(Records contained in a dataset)
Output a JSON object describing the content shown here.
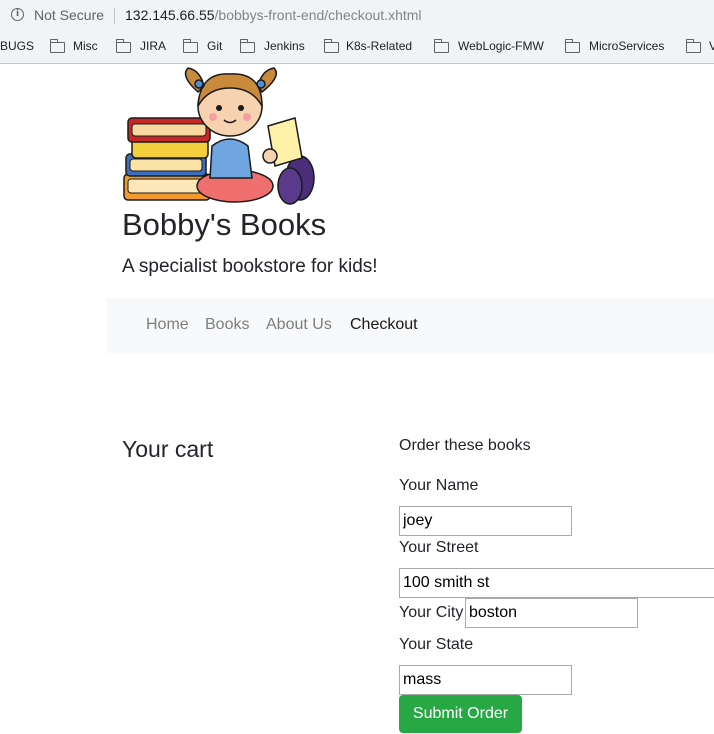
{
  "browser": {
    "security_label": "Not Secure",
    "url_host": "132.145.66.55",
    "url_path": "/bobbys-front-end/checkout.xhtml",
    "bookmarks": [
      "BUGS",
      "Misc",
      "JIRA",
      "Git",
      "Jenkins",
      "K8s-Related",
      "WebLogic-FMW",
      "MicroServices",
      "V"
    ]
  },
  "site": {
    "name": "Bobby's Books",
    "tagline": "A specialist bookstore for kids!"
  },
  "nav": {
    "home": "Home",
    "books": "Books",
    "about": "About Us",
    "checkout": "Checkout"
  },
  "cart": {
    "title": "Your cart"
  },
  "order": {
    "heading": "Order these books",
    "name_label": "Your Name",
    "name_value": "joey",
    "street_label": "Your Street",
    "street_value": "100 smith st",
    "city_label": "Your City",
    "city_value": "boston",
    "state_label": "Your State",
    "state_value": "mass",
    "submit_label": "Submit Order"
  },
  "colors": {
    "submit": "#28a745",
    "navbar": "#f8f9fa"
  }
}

==

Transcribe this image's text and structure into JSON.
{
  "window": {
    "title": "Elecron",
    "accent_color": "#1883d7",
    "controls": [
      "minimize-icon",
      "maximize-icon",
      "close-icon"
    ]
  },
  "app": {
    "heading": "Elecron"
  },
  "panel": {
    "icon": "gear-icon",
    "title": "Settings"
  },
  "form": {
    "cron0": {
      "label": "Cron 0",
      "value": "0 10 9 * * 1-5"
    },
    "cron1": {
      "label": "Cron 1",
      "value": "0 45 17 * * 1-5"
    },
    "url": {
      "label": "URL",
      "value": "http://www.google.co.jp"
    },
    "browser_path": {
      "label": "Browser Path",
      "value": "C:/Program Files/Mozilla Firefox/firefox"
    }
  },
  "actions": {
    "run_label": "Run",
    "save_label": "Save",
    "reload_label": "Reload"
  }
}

==

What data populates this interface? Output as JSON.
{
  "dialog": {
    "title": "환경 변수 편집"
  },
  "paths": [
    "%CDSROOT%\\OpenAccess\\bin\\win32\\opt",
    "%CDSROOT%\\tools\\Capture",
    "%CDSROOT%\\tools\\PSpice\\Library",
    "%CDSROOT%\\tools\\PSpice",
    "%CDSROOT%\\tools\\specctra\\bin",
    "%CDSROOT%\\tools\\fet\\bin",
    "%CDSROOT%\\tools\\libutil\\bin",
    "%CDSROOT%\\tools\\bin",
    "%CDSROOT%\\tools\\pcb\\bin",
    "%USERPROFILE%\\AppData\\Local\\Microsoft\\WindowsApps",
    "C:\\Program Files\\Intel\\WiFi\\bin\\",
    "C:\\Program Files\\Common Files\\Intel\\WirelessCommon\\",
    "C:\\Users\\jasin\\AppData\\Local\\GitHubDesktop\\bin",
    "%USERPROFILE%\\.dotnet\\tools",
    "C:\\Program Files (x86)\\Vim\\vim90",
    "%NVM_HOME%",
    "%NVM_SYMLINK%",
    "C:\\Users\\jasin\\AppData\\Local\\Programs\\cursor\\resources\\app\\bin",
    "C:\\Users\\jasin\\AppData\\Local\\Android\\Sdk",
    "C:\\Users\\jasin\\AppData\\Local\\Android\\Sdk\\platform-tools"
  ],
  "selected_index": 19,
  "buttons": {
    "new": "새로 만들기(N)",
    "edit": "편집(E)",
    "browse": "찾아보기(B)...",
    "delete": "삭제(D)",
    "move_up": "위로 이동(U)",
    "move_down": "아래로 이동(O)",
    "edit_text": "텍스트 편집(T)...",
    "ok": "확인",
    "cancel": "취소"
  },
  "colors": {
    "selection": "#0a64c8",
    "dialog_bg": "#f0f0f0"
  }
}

▶ AIM: Your task is to collect every line above that contains the word "title".

▶ EXERCISE RESULT:
    "title": "Your cart"
    "title": "Elecron",
    "title": "Settings"
    "title": "환경 변수 편집"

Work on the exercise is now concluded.